Pull out every line from the listing that has the word "Pages".

* start Exercise material *

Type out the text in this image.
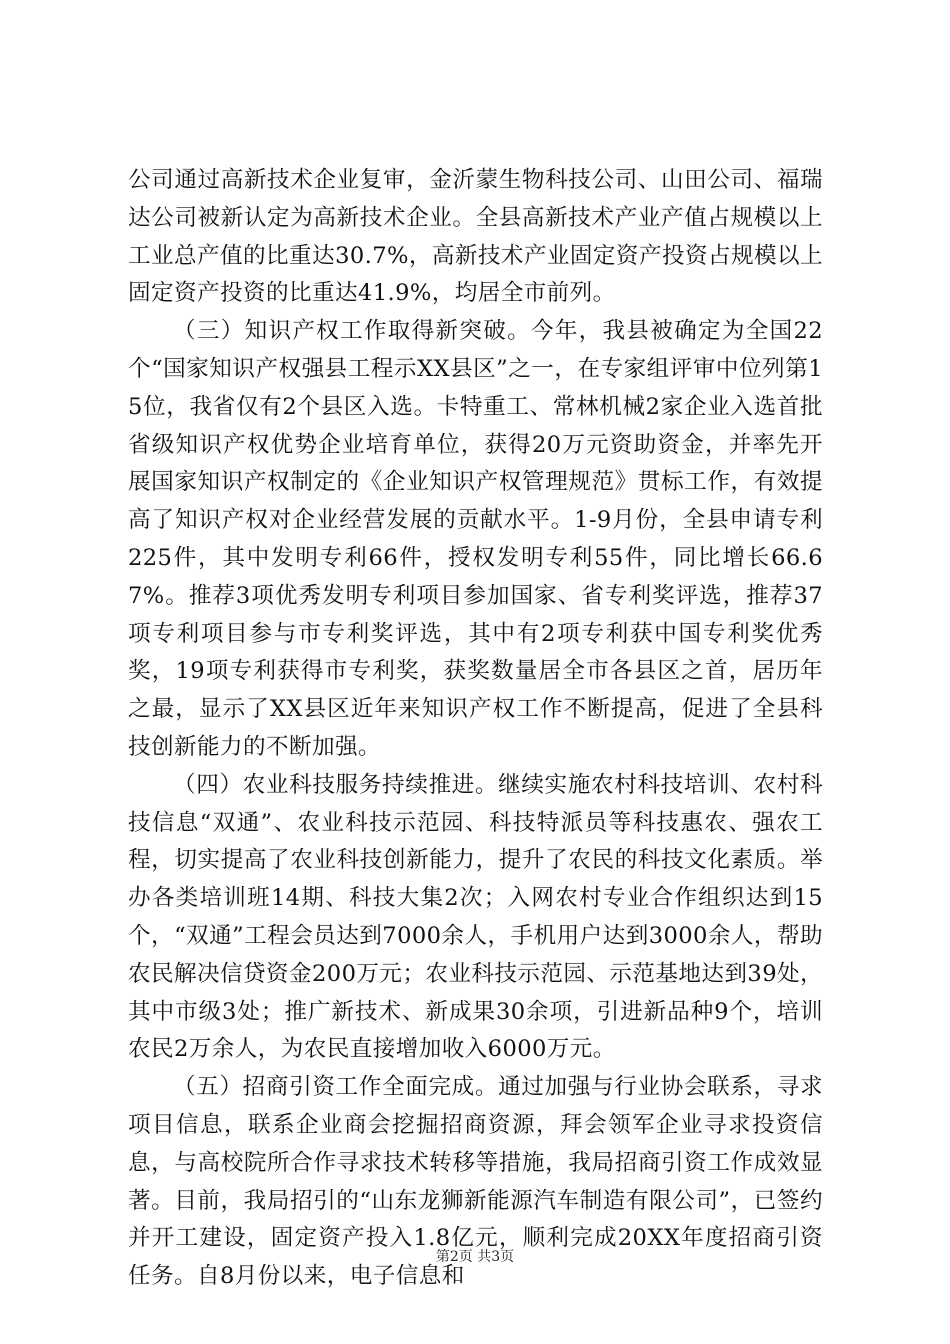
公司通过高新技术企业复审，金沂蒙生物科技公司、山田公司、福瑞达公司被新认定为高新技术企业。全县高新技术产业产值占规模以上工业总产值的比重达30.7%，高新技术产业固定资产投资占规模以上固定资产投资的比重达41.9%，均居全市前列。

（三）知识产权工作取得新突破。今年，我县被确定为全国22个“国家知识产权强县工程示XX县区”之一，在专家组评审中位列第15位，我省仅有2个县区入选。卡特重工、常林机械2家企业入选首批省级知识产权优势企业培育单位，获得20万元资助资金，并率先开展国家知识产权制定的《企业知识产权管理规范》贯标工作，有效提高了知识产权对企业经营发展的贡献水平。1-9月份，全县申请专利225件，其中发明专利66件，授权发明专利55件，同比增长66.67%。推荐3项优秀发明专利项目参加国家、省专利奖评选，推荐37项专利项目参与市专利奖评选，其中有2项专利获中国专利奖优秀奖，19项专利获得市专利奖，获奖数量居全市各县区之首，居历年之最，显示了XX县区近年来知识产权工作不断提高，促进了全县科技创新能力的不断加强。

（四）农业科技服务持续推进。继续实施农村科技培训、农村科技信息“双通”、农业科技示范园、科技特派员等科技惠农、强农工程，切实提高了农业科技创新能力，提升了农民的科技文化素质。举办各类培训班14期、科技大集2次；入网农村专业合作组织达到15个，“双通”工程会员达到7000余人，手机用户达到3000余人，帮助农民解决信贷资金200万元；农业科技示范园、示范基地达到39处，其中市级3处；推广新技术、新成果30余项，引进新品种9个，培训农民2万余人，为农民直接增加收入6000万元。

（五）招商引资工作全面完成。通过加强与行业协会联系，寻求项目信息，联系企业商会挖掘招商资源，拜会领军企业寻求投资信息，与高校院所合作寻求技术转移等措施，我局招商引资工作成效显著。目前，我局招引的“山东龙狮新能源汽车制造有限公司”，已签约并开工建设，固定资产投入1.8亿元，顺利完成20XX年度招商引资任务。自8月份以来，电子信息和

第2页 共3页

* end Exercise material *
* start Exercise material *

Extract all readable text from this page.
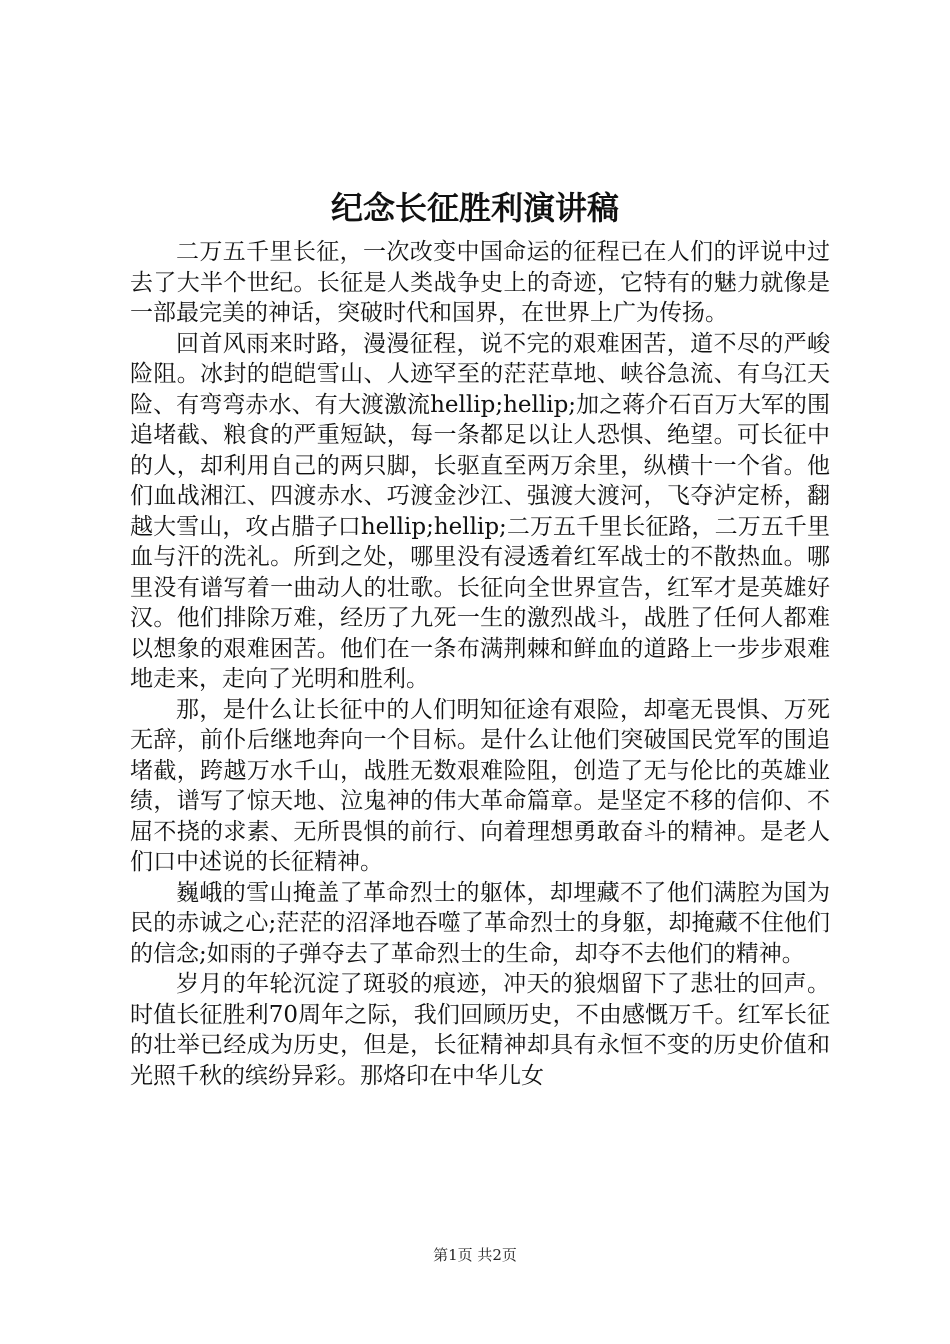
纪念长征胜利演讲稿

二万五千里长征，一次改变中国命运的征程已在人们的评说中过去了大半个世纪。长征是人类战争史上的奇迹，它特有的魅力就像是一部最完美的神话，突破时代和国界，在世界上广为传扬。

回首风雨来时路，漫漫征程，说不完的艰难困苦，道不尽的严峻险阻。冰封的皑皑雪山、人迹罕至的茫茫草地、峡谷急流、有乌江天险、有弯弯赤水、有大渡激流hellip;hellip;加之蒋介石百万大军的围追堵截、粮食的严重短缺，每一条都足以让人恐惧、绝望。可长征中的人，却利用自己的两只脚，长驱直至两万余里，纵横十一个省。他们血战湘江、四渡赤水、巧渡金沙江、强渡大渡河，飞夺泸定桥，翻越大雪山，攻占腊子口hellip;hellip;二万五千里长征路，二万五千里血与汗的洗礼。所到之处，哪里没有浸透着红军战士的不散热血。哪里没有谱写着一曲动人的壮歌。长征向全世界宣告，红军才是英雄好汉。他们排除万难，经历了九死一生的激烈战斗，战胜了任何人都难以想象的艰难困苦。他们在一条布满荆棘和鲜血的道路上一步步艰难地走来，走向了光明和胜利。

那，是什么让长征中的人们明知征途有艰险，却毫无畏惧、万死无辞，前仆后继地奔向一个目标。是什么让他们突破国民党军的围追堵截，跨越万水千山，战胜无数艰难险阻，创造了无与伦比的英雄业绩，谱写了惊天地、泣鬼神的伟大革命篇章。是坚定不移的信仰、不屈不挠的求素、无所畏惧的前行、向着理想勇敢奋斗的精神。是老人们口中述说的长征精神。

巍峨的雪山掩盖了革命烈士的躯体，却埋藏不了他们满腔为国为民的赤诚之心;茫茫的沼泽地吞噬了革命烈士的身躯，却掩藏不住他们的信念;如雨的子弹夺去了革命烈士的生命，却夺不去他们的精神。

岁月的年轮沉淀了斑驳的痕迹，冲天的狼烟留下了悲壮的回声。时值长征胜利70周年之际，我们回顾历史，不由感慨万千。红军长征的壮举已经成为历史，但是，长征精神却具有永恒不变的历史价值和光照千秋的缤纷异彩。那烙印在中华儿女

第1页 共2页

* end Exercise material *
* start Exercise material *

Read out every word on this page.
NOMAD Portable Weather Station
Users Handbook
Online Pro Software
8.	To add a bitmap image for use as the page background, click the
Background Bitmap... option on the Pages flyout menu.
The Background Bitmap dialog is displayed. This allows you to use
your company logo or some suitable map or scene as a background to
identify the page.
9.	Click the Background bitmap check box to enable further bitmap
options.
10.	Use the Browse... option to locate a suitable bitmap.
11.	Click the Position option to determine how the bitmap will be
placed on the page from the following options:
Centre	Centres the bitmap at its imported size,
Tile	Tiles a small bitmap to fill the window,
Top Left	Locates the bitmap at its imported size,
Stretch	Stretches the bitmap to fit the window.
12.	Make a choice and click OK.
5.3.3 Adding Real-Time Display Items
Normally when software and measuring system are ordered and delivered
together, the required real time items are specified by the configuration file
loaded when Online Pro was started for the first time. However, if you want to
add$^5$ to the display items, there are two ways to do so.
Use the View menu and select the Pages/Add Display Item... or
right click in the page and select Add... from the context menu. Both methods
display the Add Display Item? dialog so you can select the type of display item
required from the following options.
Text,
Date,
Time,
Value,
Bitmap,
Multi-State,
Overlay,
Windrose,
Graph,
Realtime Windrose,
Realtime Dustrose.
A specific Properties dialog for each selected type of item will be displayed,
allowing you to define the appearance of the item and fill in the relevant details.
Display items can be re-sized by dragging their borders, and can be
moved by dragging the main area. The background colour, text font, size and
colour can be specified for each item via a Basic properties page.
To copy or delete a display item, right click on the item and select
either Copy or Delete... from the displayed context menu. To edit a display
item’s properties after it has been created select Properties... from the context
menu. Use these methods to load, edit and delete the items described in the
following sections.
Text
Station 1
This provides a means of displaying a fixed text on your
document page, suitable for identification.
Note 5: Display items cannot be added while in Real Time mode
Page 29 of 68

* end Exercise material *

**Output below**
Background Bitmap... option on the Pages flyout menu.
Use the View menu and select the Pages/Add Display Item... or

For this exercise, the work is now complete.